Across the listing below, how many lines hold "atteindre"? Reply with the number by itself.
--- Start ---
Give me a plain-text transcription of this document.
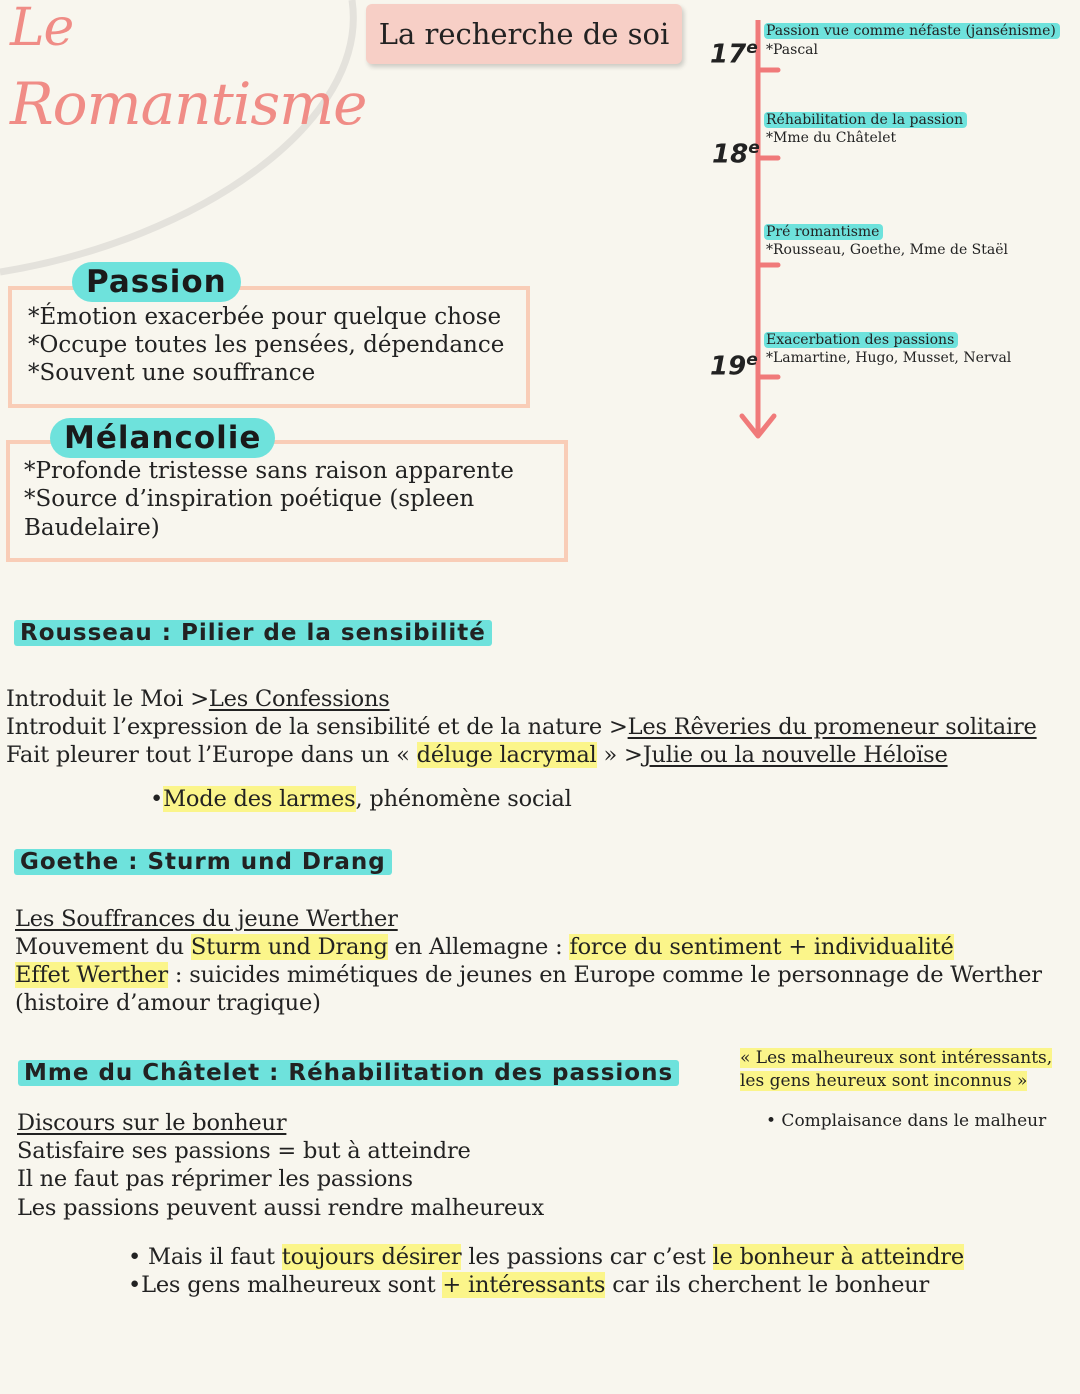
Le
Romantisme
La recherche de soi
17e
18e
19e
Passion vue comme néfaste (jansénisme)
*Pascal
Réhabilitation de la passion
*Mme du Châtelet
Pré romantisme
*Rousseau, Goethe, Mme de Staël
Exacerbation des passions
*Lamartine, Hugo, Musset, Nerval
Passion
*Émotion exacerbée pour quelque chose
*Occupe toutes les pensées, dépendance
*Souvent une souffrance
Mélancolie
*Profonde tristesse sans raison apparente
*Source d’inspiration poétique (spleen
Baudelaire)
Rousseau : Pilier de la sensibilité
Introduit le Moi >Les Confessions
Introduit l’expression de la sensibilité et de la nature >Les Rêveries du promeneur solitaire
Fait pleurer tout l’Europe dans un « déluge lacrymal » >Julie ou la nouvelle Héloïse
•Mode des larmes, phénomène social
Goethe : Sturm und Drang
Les Souffrances du jeune Werther
Mouvement du Sturm und Drang en Allemagne : force du sentiment + individualité
Effet Werther : suicides mimétiques de jeunes en Europe comme le personnage de Werther
(histoire d’amour tragique)
Mme du Châtelet : Réhabilitation des passions
« Les malheureux sont intéressants,
les gens heureux sont inconnus »
• Complaisance dans le malheur
Discours sur le bonheur
Satisfaire ses passions = but à atteindre
Il ne faut pas réprimer les passions
Les passions peuvent aussi rendre malheureux
• Mais il faut toujours désirer les passions car c’est le bonheur à atteindre
•Les gens malheureux sont + intéressants car ils cherchent le bonheur
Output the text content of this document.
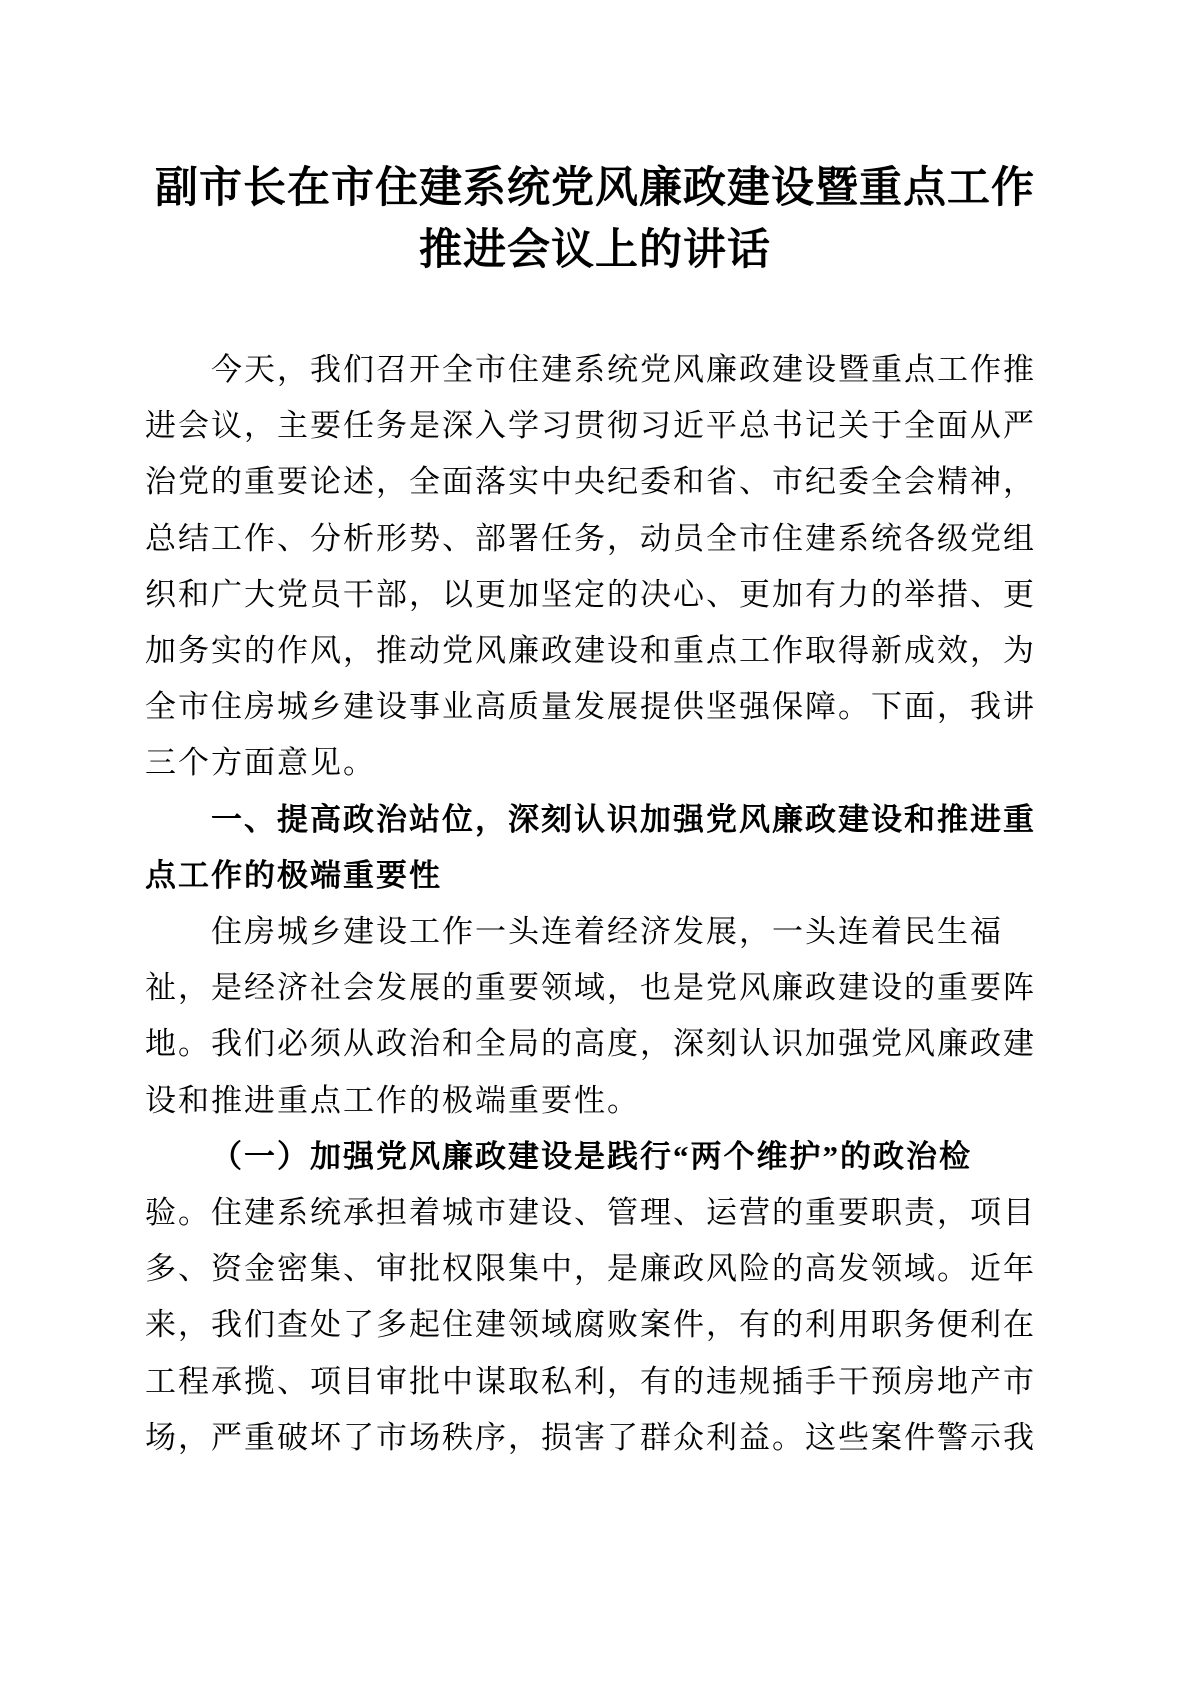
副市长在市住建系统党风廉政建设暨重点工作
推进会议上的讲话
今天，我们召开全市住建系统党风廉政建设暨重点工作推
进会议，主要任务是深入学习贯彻习近平总书记关于全面从严
治党的重要论述，全面落实中央纪委和省、市纪委全会精神，
总结工作、分析形势、部署任务，动员全市住建系统各级党组
织和广大党员干部，以更加坚定的决心、更加有力的举措、更
加务实的作风，推动党风廉政建设和重点工作取得新成效，为
全市住房城乡建设事业高质量发展提供坚强保障。下面，我讲
三个方面意见。
一、提高政治站位，深刻认识加强党风廉政建设和推进重
点工作的极端重要性
住房城乡建设工作一头连着经济发展，一头连着民生福
祉，是经济社会发展的重要领域，也是党风廉政建设的重要阵
地。我们必须从政治和全局的高度，深刻认识加强党风廉政建
设和推进重点工作的极端重要性。
（一）加强党风廉政建设是践行“两个维护”的政治检
验。住建系统承担着城市建设、管理、运营的重要职责，项目
多、资金密集、审批权限集中，是廉政风险的高发领域。近年
来，我们查处了多起住建领域腐败案件，有的利用职务便利在
工程承揽、项目审批中谋取私利，有的违规插手干预房地产市
场，严重破坏了市场秩序，损害了群众利益。这些案件警示我
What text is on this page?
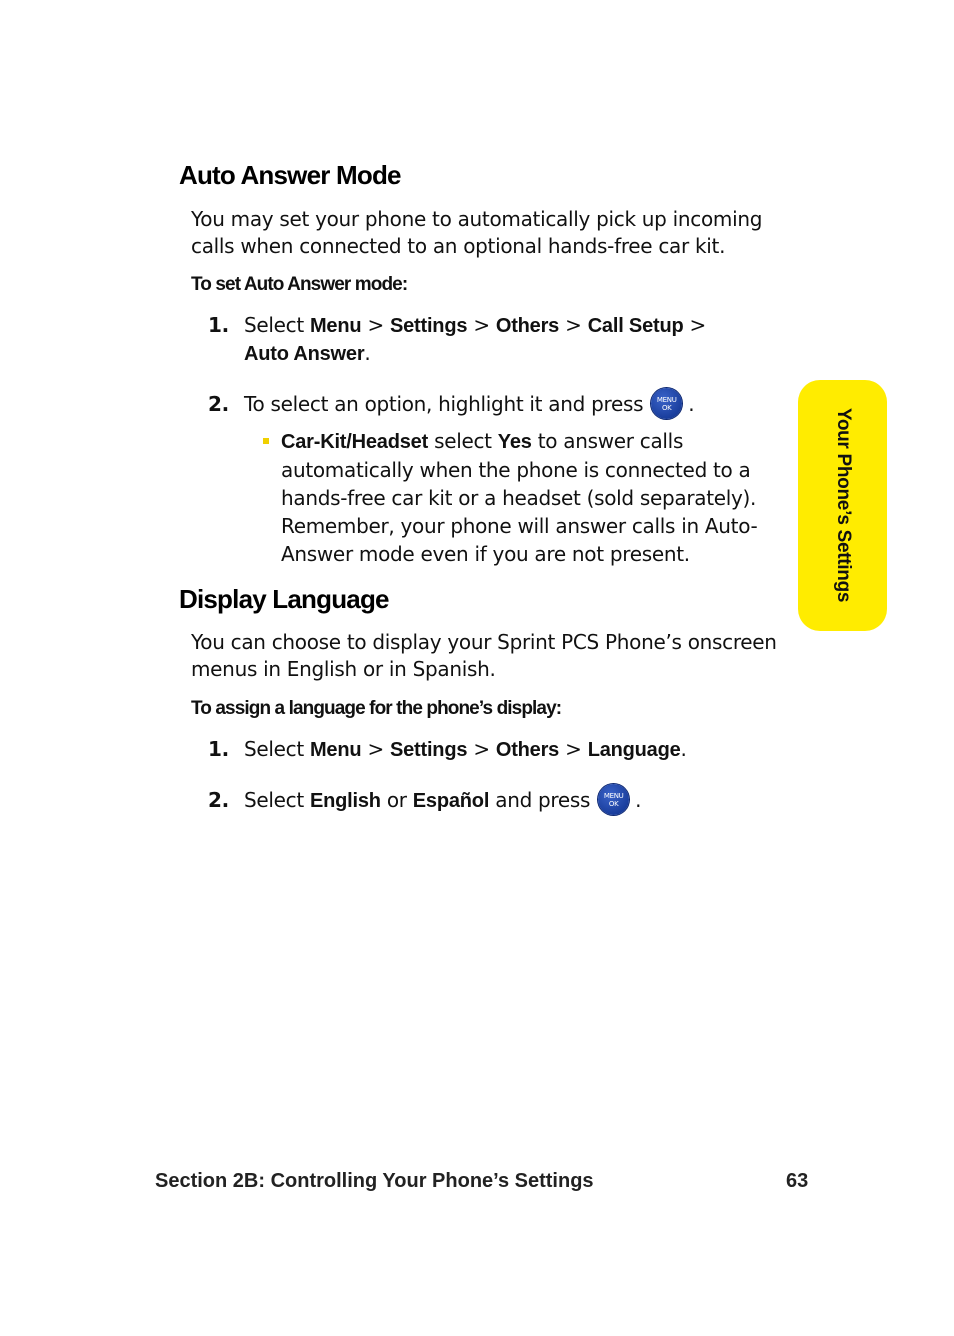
Auto Answer Mode

You may set your phone to automatically pick up incoming
calls when connected to an optional hands-free car kit.

To set Auto Answer mode:

1. Select Menu > Settings > Others > Call Setup >
Auto Answer.
2. To select an option, highlight it and press	MENU
OK .

Car-Kit/Headset select Yes to answer calls
automatically when the phone is connected to a
hands-free car kit or a headset (sold separately).
Remember, your phone will answer calls in Auto-
Answer mode even if you are not present.

Display Language

You can choose to display your Sprint PCS Phone’s onscreen
menus in English or in Spanish.

To assign a language for the phone’s display:

1. Select Menu > Settings > Others > Language.
2. Select English or Español and press	MENU
OK .
Your Phone’s Settings
Section 2B: Controlling Your Phone’s Settings	63
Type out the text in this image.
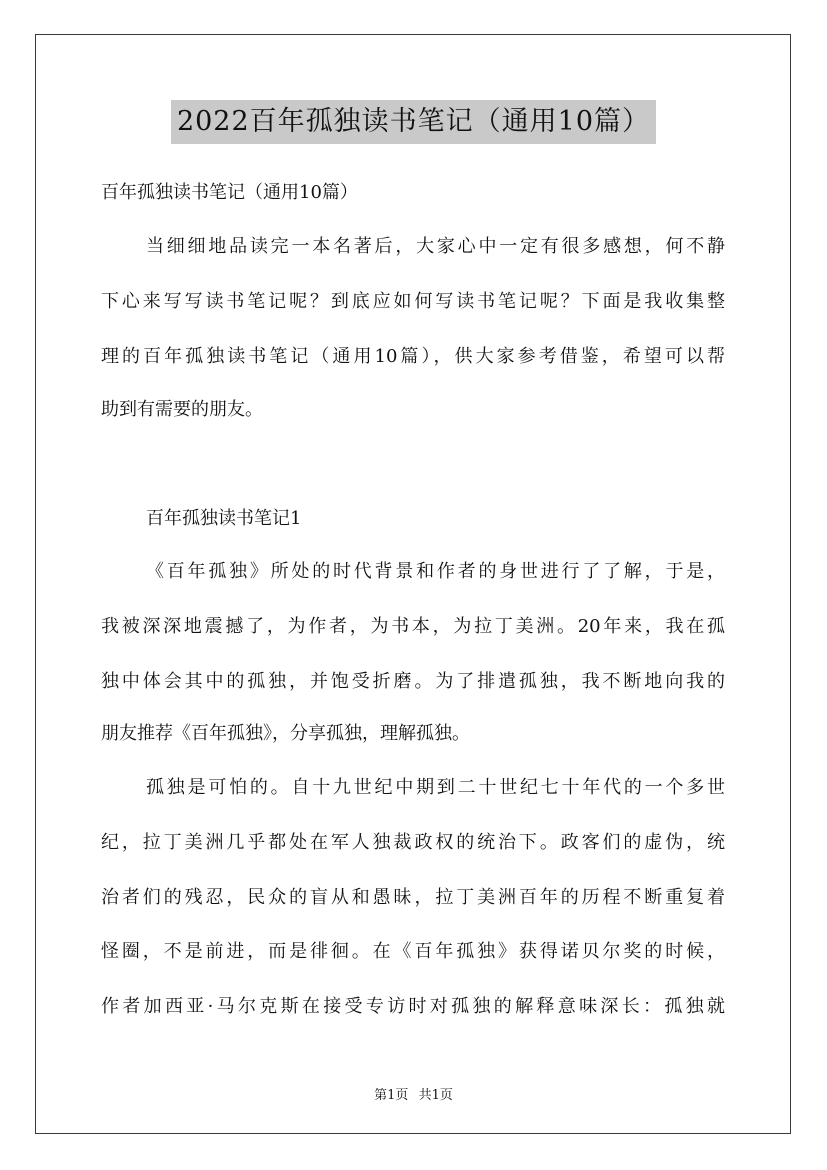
2022百年孤独读书笔记（通用10篇）
百年孤独读书笔记（通用10篇）
当细细地品读完一本名著后，大家心中一定有很多感想，何不静
下心来写写读书笔记呢？到底应如何写读书笔记呢？下面是我收集整
理的百年孤独读书笔记（通用10篇），供大家参考借鉴，希望可以帮
助到有需要的朋友。
百年孤独读书笔记1
《百年孤独》所处的时代背景和作者的身世进行了了解，于是，
我被深深地震撼了，为作者，为书本，为拉丁美洲。20年来，我在孤
独中体会其中的孤独，并饱受折磨。为了排遣孤独，我不断地向我的
朋友推荐《百年孤独》，分享孤独，理解孤独。
孤独是可怕的。自十九世纪中期到二十世纪七十年代的一个多世
纪，拉丁美洲几乎都处在军人独裁政权的统治下。政客们的虚伪，统
治者们的残忍，民众的盲从和愚昧，拉丁美洲百年的历程不断重复着
怪圈，不是前进，而是徘徊。在《百年孤独》获得诺贝尔奖的时候，
作者加西亚·马尔克斯在接受专访时对孤独的解释意味深长：孤独就
第1页 共1页
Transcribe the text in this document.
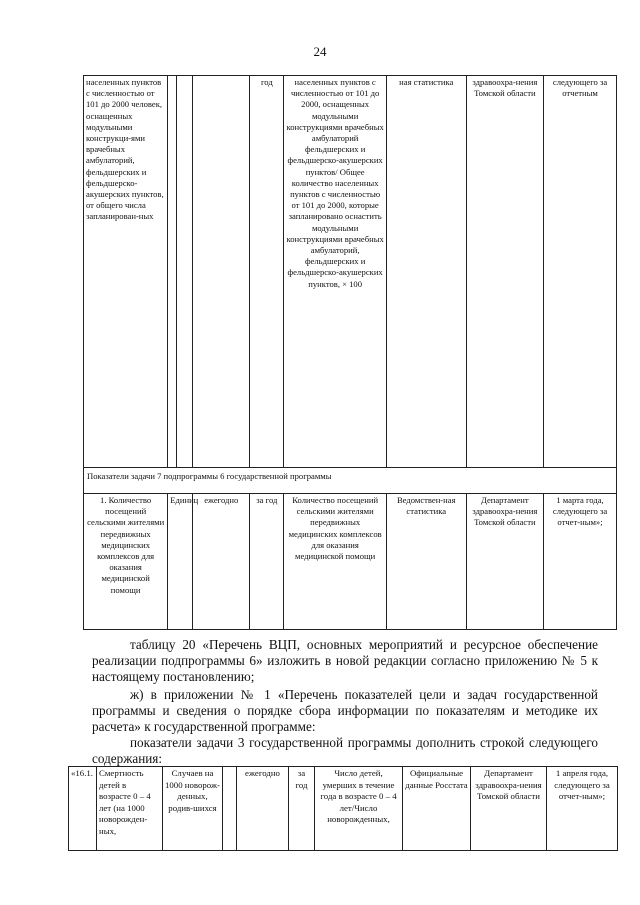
24
населенных пунктов с численностью от 101 до 2000 человек, оснащенных модульными конструкци-ями врачебных амбулаторий, фельдшерских и фельдшерско-акушерских пунктов, от общего числа запланирован-ных				год	населенных пунктов с численностью от 101 до 2000, оснащенных модульными конструкциями врачебных амбулаторий фельдшерских и фельдшерско-акушерских пунктов/ Общее количество населенных пунктов с численностью от 101 до 2000, которые запланировано оснастить модульными конструкциями врачебных амбулаторий, фельдшерских и фельдшерско-акушерских пунктов, × 100	ная статистика	здравоохра-нения Томской области	следующего за отчетным
Показатели задачи 7 подпрограммы 6 государственной программы								
1. Количество посещений сельскими жителями передвижных медицинских комплексов для оказания медицинской помощи	Единиц		ежегодно	за год	Количество посещений сельскими жителями передвижных медицинских комплексов для оказания медицинской помощи	Ведомствен-ная статистика	Департамент здравоохра-нения Томской области	1 марта года, следующего за отчет-ным»;
таблицу 20 «Перечень ВЦП, основных мероприятий и ресурсное обеспечение реализации подпрограммы 6» изложить в новой редакции согласно приложению № 5 к настоящему постановлению;
ж) в приложении № 1 «Перечень показателей цели и задач государственной программы и сведения о порядке сбора информации по показателям и методике их расчета» к государственной программе:
показатели задачи 3 государственной программы дополнить строкой следующего содержания:
«16.1.	Смертность детей в возрасте 0 – 4 лет (на 1000 новорожден-ных,	Случаев на 1000 новорож-денных, родив-шихся		ежегодно	за год	Число детей, умерших в течение года в возрасте 0 – 4 лет/Число новорожденных,	Официальные данные Росстата	Департамент здравоохра-нения Томской области	1 апреля года, следующего за отчет-ным»;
--- End ---
◆ **EXERCISE RESPONSE**
2